## TASK DESCRIPTION
Extract every line from the records below that contains the word "poety".

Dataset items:
[start]

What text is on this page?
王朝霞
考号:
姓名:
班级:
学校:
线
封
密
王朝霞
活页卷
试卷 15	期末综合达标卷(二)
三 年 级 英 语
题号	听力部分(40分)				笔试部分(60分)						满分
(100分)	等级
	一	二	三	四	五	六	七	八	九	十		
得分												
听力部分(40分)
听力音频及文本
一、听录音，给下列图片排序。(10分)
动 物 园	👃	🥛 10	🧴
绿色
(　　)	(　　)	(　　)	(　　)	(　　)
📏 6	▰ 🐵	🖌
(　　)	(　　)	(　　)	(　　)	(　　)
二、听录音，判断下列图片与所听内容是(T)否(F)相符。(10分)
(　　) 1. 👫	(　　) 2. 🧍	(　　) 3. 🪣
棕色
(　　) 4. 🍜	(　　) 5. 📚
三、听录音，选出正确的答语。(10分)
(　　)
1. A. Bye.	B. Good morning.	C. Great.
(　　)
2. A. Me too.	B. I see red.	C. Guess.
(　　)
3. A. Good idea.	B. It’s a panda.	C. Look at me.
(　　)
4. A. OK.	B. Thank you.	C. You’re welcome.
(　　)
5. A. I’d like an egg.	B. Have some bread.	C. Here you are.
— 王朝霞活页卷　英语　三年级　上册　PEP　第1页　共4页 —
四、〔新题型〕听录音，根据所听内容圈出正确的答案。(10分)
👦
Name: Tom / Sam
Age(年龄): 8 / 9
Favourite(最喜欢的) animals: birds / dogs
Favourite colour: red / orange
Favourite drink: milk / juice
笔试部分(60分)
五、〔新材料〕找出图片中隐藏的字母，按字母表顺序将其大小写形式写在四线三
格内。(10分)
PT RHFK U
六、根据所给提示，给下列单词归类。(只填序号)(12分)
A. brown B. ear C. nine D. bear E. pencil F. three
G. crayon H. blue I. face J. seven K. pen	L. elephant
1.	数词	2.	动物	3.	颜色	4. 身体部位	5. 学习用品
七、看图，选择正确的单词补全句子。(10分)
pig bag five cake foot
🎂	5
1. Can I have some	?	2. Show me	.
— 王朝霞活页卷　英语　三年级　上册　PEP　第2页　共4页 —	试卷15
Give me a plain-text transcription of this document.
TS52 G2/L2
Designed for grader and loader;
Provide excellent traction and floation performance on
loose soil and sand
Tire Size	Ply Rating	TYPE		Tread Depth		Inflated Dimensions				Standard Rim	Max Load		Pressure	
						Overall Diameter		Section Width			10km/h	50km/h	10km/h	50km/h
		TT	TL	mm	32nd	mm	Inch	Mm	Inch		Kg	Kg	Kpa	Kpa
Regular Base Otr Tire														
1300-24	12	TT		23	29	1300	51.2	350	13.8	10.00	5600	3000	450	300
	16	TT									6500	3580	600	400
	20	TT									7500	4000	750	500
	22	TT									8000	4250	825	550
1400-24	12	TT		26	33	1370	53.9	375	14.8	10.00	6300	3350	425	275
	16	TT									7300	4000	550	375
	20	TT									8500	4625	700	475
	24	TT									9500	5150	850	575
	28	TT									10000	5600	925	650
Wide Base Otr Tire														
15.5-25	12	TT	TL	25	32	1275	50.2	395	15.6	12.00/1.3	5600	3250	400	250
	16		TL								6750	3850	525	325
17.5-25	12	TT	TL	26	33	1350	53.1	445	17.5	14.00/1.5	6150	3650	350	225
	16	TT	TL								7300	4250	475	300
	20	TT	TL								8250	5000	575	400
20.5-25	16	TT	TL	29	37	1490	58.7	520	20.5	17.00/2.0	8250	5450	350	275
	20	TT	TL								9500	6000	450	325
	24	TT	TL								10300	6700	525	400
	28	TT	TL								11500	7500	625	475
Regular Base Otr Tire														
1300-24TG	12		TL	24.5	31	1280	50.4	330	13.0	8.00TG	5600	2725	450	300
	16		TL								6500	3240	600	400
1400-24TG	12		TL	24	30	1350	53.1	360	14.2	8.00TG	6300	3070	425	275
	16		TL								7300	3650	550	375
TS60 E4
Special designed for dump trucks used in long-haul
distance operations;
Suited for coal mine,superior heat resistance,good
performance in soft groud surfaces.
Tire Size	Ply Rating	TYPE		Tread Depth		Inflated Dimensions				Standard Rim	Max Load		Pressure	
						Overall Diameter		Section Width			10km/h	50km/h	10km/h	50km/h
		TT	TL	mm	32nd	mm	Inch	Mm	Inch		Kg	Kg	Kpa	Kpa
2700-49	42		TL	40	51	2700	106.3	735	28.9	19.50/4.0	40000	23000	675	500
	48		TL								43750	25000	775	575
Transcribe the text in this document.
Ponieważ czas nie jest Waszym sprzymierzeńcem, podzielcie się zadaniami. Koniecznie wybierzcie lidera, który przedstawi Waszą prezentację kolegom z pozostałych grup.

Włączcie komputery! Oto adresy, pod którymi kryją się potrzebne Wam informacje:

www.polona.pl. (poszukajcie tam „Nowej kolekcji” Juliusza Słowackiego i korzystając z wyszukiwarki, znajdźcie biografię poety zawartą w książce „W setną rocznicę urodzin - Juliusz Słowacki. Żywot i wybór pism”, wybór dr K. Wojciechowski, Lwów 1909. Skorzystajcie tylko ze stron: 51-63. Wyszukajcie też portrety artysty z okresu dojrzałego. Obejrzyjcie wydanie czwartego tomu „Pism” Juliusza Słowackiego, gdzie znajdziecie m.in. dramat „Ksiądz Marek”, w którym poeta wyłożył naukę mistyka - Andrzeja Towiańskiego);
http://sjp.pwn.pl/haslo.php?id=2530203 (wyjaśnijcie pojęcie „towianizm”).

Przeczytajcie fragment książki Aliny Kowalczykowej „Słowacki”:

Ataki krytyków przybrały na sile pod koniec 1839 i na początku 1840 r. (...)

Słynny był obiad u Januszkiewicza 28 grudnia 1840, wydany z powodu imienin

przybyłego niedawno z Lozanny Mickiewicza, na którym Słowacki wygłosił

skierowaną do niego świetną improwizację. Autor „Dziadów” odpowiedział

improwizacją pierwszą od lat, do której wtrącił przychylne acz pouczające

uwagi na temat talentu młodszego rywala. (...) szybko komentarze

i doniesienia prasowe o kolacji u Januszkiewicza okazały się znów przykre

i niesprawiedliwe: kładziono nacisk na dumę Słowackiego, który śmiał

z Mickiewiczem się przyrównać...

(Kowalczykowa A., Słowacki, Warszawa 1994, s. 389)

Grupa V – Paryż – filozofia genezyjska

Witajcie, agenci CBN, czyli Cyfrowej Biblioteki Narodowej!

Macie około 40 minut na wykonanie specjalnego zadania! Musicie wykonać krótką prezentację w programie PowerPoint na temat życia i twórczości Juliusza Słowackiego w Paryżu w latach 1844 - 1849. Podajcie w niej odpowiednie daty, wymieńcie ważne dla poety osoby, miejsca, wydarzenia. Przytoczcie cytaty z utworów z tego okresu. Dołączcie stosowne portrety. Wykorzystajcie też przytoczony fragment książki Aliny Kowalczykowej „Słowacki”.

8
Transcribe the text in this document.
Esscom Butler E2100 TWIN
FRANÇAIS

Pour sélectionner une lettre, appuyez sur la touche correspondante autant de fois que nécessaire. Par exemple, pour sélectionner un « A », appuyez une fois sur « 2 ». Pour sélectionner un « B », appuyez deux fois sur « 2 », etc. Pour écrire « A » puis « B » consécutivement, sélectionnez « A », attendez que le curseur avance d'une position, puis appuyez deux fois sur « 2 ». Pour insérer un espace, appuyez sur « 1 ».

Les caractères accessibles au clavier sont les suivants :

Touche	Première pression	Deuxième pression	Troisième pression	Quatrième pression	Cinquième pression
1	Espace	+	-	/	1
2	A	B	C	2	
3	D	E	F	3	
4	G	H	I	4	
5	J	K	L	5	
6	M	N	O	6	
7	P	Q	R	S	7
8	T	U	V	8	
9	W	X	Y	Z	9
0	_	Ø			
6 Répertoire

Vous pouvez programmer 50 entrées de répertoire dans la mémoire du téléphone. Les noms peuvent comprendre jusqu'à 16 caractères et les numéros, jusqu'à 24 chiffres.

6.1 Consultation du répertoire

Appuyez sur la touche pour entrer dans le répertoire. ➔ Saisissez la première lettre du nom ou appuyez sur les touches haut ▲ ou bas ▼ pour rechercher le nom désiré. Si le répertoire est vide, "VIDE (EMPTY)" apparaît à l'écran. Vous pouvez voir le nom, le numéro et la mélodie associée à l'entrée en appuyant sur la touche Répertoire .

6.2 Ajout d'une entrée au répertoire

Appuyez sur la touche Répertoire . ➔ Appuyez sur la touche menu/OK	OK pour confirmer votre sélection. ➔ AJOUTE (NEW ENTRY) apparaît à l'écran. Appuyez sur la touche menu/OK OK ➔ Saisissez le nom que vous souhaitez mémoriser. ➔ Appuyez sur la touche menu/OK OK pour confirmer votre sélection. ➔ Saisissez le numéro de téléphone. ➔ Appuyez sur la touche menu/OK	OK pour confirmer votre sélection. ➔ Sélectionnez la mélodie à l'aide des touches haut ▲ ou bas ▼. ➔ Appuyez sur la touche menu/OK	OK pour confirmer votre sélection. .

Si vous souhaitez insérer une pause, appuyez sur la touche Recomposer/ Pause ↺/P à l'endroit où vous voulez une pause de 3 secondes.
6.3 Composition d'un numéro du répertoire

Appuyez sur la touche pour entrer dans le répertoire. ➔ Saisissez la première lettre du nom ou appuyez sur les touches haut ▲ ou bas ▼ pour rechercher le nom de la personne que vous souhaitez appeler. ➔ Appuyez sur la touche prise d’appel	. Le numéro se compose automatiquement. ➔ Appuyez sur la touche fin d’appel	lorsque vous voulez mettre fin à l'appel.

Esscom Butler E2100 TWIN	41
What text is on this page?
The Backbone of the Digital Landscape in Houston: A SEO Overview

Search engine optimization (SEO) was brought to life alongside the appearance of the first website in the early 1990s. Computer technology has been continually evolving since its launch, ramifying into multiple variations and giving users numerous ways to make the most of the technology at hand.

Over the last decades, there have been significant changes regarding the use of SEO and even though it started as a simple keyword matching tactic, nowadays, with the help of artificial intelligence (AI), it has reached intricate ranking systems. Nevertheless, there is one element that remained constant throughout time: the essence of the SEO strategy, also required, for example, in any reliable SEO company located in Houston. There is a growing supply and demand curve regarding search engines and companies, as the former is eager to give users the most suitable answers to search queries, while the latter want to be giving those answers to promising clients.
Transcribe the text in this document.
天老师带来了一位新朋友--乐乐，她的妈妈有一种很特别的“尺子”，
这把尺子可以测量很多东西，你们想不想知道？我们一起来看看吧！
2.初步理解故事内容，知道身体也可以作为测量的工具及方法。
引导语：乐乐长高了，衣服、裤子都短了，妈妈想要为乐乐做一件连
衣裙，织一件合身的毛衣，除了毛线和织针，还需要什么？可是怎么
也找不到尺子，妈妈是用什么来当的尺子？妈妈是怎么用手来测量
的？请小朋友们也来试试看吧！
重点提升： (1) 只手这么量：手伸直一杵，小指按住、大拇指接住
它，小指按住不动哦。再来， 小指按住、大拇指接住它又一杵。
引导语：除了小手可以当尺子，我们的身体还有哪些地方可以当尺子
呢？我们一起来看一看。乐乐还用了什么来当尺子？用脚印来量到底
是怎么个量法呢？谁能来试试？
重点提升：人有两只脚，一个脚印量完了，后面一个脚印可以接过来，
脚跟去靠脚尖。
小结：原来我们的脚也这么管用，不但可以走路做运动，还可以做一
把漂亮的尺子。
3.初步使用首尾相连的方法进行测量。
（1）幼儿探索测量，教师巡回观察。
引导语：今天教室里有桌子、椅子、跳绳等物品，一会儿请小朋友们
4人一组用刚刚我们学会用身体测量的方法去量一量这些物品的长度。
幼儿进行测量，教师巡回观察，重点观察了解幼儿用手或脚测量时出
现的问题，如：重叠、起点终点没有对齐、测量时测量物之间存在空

[end]

## EXERCISE RESPONSE
www.polona.pl. (poszukajcie tam „Nowej kolekcji” Juliusza Słowackiego i korzystając z wyszukiwarki, znajdźcie biografię poety zawartą w książce „W setną rocznicę urodzin - Juliusz Słowacki. Żywot i wybór pism”, wybór dr K. Wojciechowski, Lwów 1909. Skorzystajcie tylko ze stron: 51-63. Wyszukajcie też portrety artysty z okresu dojrzałego. Obejrzyjcie wydanie czwartego tomu „Pism” Juliusza Słowackiego, gdzie znajdziecie m.in. dramat „Ksiądz Marek”, w którym poeta wyłożył naukę mistyka - Andrzeja Towiańskiego);
Macie około 40 minut na wykonanie specjalnego zadania! Musicie wykonać krótką prezentację w programie PowerPoint na temat życia i twórczości Juliusza Słowackiego w Paryżu w latach 1844 - 1849. Podajcie w niej odpowiednie daty, wymieńcie ważne dla poety osoby, miejsca, wydarzenia. Przytoczcie cytaty z utworów z tego okresu. Dołączcie stosowne portrety. Wykorzystajcie też przytoczony fragment książki Aliny Kowalczykowej „Słowacki”.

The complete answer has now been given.